TASK DIRECTIONS: Your task is to tally the lines of the listing containing the word "selected" and report the figure alone.

(Stored data entries)
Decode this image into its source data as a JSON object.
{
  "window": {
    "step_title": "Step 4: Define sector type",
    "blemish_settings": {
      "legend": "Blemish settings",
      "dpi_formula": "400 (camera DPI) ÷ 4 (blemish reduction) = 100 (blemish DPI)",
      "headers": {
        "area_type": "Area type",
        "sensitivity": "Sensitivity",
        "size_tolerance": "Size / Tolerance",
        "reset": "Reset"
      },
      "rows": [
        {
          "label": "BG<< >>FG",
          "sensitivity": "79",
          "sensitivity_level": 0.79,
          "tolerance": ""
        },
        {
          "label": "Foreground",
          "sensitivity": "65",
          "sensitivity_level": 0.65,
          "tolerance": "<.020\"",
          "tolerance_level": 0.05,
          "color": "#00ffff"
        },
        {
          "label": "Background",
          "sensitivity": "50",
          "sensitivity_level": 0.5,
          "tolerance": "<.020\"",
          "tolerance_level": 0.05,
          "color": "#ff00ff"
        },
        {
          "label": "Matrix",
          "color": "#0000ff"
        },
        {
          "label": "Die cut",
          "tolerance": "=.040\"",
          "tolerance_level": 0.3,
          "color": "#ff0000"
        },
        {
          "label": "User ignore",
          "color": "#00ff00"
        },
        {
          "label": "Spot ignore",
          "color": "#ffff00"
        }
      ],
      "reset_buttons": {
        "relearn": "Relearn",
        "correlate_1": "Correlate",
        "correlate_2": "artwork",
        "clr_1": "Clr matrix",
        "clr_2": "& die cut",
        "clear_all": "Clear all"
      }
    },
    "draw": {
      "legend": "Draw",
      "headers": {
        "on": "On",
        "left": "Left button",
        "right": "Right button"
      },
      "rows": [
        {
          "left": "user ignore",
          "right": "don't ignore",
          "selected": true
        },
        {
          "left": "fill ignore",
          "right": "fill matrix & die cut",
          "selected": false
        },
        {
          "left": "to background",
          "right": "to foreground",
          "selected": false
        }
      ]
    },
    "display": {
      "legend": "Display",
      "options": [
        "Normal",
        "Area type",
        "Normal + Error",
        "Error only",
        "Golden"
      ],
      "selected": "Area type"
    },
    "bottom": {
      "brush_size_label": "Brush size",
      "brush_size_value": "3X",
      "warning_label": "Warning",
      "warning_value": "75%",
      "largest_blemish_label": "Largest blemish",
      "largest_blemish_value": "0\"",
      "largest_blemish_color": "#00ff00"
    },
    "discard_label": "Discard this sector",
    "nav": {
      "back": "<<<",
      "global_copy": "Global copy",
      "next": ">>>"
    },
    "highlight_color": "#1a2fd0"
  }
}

WORKED SOLUTION: 4